**CONSIGNES**
Recopiez mot pour mot le passage du texte ci-dessous sur la CCI France-Maurice, depuis « Les CCI existent » jusqu'à « des entreprises membres. » inclus.

Pour cela, un bon exercice de communication est nécessaire afin de conserver l'image de Maurice. Le traitement doit se faire au coeur et à en croire les différentes institutions gouvernementales, mais aussi l'Union Européenne, l'Ile Maurice travaille assidûment et nous devrions être en conformité avec les règles d'échanges et d'informations fiscales en 2021, et d'ici là, nous serons également plus armés contre la COVID.
Il faut saluer la gestion de la crise sanitaire à Maurice. Malgré cela, les deux piliers de l'économie mauricienne, l'hôtellerie et le textile sont au tapis. Assurément cela affecte toute l'économie et bien d'autres secteurs. Nous devons collaborer et travailler avec les îles de la région notamment sur des sujets comme l'économie bleu, l'économie circulaire, l'agriculture, … Il faut travailler ensemble pour sortir de cette crise fin 2021 début 2022.

Notre rôle à la CCI France-Maurice comme d'autres organisations et institutions et d'accompagner, nos entreprises, aider les professionnels, en créant des passerelles avec nos, news letter, notre site web, nos 5 commissions, des formations, des événements, des rencontres avec le secteur privé et le secteur publique, afin d'échanger sur les aides, les idées, le dialogue, le partage et la communication, ceux sont les priorités de nos actions à la chambre.

Vous êtes le Président de la Chambre de Commerce France-Maurice (CCIFM) depuis maintenant deux ans. Qu'est-ce qui vous a amené à prendre ce rôle ?

Cela s'est fait assez naturellement. Tout d'abord mon rapprochement avec la CCIFM est lié au fait de me rapprocher de mes centres d'intérêt, l'entrepreneuriat, l'entrepreneur. Quelque chose m'a plu dans cette dynamique de partage, d'innovation et de développement. Mais aussi la France qui est mon pays d'origine et je suis heureux de mettre à profit mon expérience pour aider nos membres. La Présidence de la CCIFM me rapproche de la France. Il est vrai que j'avais perdu un peu le fil et d'être engagé au niveau de la CCIFM m'a remis dans le cycle. Et puis, comme je le dis souvent “Participer, c'est agir”. J'apprends beaucoup, je donne le meilleur de moi-même, humblement, et je suis ravi de pouvoir servir la chambre et donc ses membres.

Quelles sont les missions de la CCIFM ?

Les CCI existent dans 94 pays à travers le monde et sont en affiliation avec la Team France Export, les Ambassades et d'autres organisations. Les rôles principaux : le regroupement des entrepreneurs français et mauriciens pour promouvoir la collaboration et l'accueil d'entrepreneurs français souhaitant s'installer à Maurice.

La CCIFM est un point de rencontre où les entrepreneurs peuvent partager leur expertise, s'entraider, tisser des liens commerciaux. Elle est aussi une passerelle entre ses membres et l'Etat mauricien. Elle se veut également être un point d'information pour ses membres. L'idée est d'assurer la pérennité et la résilience des entreprises membres.

Nous avons aussi un côté social important. Nous organisons des évènements, comme le tournoi multisport, qui permettent la participation des membres d'une entreprise et pas seulement de la personne déléguée pour la représenter à la Chambre mais l'ensemble de l'entreprise membre.

**DONNÉES FOURNIES**
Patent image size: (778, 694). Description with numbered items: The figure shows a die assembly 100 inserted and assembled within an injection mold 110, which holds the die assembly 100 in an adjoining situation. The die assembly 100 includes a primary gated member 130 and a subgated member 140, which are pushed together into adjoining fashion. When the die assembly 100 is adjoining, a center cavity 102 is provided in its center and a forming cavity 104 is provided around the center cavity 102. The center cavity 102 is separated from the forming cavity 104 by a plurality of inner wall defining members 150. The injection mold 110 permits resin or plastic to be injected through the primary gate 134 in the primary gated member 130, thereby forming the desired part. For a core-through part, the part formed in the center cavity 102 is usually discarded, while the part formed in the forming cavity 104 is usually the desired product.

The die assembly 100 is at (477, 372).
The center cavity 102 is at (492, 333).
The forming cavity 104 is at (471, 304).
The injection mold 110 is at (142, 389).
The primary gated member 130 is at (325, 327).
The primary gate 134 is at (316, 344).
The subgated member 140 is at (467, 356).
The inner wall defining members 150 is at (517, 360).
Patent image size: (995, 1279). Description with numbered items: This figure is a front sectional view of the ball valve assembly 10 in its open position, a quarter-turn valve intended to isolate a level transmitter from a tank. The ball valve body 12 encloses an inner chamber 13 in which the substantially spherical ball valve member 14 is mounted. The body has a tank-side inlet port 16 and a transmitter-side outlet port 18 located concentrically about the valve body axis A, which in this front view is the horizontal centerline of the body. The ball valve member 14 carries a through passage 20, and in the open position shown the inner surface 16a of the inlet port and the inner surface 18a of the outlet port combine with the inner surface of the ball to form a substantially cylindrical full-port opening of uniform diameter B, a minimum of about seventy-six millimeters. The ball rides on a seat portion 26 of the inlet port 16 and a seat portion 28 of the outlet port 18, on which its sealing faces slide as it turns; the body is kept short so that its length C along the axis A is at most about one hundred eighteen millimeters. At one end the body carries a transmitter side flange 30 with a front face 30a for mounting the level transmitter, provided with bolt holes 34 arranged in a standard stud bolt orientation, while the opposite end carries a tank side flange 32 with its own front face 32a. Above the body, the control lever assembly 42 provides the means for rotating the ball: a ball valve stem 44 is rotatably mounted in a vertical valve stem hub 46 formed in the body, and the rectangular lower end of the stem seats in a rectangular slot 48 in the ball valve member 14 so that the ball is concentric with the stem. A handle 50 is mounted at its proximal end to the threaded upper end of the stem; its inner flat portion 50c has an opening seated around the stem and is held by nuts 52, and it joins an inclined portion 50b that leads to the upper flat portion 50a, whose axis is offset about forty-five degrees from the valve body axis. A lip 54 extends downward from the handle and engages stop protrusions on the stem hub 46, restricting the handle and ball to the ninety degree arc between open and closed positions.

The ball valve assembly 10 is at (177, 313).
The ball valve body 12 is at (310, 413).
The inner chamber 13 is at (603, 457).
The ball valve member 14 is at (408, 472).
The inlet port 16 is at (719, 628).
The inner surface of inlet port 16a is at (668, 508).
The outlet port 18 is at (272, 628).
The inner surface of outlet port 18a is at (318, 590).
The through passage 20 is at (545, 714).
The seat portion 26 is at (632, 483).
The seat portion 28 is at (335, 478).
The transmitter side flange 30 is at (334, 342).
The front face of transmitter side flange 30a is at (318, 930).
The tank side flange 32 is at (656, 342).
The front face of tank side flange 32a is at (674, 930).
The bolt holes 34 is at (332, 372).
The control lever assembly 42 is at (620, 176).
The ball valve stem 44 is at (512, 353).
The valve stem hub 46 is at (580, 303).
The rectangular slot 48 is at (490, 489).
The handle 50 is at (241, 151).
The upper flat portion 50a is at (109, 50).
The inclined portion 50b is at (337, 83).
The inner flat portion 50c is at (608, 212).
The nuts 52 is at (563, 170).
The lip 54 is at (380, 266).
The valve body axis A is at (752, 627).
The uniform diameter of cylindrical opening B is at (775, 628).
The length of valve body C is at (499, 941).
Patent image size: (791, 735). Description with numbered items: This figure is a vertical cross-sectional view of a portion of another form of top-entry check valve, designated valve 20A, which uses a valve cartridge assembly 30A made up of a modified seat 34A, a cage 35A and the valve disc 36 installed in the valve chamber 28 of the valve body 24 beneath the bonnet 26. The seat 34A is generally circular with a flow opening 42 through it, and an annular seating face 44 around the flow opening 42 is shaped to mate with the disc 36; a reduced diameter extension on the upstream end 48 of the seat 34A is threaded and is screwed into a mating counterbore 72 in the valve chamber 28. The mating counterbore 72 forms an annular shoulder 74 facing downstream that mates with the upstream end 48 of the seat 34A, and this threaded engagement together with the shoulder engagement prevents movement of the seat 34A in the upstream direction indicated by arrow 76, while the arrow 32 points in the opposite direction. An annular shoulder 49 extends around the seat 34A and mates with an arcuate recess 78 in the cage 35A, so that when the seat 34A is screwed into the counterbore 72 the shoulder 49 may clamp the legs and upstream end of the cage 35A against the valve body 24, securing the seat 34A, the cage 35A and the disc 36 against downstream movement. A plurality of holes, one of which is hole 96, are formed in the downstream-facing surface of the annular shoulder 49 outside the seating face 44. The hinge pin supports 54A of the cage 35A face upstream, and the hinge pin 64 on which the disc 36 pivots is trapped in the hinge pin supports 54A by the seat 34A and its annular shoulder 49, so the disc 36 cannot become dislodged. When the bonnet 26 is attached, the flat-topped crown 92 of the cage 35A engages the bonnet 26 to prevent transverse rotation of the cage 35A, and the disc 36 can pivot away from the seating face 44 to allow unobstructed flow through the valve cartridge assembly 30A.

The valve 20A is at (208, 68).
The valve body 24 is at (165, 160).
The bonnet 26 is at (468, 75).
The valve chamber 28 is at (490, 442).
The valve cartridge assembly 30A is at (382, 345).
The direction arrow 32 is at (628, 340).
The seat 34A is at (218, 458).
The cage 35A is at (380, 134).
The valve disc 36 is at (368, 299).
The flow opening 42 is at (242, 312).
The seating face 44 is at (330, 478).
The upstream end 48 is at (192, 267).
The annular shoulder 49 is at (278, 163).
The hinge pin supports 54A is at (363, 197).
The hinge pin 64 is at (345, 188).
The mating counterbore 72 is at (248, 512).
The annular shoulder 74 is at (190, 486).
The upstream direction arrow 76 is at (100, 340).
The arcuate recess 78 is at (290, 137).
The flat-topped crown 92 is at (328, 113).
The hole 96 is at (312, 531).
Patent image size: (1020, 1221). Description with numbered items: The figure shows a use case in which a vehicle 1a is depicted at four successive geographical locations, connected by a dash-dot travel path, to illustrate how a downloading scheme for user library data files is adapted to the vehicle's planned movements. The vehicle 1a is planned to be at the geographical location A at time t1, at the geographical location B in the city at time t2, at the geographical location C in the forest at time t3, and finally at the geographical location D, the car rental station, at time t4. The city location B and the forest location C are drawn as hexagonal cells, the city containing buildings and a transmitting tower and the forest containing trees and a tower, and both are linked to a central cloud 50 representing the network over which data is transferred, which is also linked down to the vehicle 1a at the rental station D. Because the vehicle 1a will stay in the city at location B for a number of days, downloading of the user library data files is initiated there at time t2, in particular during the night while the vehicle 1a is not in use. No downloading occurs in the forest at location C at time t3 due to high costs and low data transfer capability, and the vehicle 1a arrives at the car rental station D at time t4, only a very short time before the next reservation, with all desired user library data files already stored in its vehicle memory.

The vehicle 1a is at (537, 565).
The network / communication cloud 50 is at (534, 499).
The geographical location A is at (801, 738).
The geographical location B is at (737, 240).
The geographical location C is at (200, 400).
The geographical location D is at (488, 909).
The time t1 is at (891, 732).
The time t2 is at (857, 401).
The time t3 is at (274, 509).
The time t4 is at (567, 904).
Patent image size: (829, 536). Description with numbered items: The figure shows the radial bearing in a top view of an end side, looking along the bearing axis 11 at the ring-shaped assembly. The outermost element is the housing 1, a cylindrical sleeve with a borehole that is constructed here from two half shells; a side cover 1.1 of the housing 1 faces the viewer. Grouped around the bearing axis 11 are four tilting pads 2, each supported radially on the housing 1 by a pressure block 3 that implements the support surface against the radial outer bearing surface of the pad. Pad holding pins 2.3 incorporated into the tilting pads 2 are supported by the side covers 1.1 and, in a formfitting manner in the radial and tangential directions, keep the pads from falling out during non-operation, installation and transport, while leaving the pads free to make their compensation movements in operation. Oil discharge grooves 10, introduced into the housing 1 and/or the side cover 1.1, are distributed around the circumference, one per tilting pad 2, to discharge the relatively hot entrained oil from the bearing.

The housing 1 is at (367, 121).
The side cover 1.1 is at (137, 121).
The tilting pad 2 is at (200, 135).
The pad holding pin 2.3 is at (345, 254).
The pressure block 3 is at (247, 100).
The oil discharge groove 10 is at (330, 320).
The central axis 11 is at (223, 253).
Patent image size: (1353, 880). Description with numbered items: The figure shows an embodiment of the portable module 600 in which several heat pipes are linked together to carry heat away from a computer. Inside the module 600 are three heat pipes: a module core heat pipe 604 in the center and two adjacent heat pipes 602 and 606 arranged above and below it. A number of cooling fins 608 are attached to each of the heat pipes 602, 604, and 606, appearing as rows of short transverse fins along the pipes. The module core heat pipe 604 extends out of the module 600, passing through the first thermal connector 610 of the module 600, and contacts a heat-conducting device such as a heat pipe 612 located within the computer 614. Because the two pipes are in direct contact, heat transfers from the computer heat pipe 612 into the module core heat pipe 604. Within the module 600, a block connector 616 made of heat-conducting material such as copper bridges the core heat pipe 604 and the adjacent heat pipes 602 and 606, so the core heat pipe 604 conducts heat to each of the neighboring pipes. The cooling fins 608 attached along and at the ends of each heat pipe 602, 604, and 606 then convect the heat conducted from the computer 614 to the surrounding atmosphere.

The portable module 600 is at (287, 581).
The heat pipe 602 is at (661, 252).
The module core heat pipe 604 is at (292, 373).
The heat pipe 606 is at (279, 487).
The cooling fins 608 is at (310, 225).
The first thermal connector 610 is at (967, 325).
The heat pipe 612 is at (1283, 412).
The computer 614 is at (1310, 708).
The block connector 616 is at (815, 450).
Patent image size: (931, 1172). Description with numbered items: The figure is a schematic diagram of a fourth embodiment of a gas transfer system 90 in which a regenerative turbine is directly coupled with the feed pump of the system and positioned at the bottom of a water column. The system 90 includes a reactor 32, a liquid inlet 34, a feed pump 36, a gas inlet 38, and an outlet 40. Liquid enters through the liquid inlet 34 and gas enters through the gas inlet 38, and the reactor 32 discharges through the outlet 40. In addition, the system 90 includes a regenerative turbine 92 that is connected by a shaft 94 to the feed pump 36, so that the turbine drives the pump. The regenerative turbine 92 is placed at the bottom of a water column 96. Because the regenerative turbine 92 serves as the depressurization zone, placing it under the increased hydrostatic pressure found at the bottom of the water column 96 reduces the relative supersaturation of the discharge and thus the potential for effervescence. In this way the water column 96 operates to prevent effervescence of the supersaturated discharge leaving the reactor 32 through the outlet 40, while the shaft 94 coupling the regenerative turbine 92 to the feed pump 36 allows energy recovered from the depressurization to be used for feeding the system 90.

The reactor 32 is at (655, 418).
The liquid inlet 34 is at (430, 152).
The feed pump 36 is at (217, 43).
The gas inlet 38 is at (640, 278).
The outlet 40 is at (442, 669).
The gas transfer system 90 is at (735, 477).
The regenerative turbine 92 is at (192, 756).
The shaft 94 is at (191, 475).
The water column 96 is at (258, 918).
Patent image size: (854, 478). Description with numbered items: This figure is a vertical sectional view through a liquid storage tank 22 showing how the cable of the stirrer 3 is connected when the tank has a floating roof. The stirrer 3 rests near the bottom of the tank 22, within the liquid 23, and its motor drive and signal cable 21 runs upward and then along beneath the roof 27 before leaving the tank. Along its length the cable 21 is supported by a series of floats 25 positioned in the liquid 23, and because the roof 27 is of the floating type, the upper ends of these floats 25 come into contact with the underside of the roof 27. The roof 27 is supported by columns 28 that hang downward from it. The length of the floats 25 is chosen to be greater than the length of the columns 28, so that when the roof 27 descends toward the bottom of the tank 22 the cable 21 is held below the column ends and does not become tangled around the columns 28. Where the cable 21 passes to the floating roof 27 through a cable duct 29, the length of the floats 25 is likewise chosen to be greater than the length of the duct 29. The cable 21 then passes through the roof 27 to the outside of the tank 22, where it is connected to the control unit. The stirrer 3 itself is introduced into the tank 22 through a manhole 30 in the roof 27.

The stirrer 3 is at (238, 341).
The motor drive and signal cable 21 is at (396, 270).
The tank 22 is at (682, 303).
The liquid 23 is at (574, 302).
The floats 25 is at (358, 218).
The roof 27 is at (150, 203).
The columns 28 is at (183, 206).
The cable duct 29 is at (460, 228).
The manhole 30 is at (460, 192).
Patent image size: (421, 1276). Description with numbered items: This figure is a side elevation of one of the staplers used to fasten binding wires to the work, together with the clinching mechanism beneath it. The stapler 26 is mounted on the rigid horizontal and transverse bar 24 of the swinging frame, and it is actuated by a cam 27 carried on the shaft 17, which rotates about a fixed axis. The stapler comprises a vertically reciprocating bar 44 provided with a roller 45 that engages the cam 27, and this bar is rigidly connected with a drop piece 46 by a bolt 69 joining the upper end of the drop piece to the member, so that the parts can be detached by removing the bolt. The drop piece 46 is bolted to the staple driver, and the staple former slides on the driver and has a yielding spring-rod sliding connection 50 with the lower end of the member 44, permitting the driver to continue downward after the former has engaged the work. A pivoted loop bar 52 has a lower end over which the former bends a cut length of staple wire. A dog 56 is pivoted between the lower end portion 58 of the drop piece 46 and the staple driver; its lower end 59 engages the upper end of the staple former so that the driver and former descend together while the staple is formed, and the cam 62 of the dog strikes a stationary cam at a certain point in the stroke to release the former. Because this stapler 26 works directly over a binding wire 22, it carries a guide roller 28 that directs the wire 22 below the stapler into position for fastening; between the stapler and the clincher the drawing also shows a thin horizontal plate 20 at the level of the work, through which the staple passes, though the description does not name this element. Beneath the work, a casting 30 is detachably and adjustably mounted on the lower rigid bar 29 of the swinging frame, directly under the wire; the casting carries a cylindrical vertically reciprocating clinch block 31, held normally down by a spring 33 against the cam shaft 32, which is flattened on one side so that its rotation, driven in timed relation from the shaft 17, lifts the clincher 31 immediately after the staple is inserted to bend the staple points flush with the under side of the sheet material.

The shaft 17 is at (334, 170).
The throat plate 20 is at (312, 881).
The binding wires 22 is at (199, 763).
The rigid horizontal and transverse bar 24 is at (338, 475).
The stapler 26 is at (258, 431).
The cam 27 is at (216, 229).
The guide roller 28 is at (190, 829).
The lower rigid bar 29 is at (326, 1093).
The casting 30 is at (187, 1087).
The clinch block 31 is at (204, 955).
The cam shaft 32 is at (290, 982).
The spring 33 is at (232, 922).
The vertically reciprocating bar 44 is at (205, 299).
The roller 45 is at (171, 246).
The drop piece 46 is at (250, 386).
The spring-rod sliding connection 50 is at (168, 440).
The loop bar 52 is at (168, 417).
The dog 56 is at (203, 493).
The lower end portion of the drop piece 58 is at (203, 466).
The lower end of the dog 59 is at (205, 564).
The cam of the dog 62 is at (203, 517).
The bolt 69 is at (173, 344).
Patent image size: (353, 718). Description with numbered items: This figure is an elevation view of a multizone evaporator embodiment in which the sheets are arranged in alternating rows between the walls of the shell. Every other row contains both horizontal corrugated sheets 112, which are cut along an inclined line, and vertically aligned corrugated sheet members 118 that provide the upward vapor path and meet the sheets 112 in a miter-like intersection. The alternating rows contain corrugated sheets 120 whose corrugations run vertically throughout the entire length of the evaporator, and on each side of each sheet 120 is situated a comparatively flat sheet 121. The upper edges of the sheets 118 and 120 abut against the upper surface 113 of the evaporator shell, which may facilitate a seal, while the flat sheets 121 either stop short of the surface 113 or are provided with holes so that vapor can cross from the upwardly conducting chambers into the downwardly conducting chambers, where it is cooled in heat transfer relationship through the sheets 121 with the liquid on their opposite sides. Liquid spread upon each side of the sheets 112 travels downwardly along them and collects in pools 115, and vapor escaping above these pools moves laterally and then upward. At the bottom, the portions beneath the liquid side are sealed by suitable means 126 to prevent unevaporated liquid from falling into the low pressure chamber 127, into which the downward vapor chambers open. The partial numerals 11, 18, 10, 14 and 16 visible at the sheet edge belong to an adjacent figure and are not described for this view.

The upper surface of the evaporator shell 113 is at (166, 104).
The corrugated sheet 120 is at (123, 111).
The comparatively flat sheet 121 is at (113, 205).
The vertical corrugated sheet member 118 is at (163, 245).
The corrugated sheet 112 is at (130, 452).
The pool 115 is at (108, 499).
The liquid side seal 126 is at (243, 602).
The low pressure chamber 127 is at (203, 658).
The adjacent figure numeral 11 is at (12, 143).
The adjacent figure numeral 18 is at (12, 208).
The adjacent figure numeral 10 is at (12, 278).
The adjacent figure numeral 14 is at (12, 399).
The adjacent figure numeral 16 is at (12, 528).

**SOLUTION RÉDIGÉE**
Les CCI existent dans 94 pays à travers le monde et sont en affiliation avec la Team France Export, les Ambassades et d'autres organisations. Les rôles principaux : le regroupement des entrepreneurs français et mauriciens pour promouvoir la collaboration et l'accueil d'entrepreneurs français souhaitant s'installer à Maurice.

La CCIFM est un point de rencontre où les entrepreneurs peuvent partager leur expertise, s'entraider, tisser des liens commerciaux. Elle est aussi une passerelle entre ses membres et l'Etat mauricien. Elle se veut également être un point d'information pour ses membres. L'idée est d'assurer la pérennité et la résilience des entreprises membres.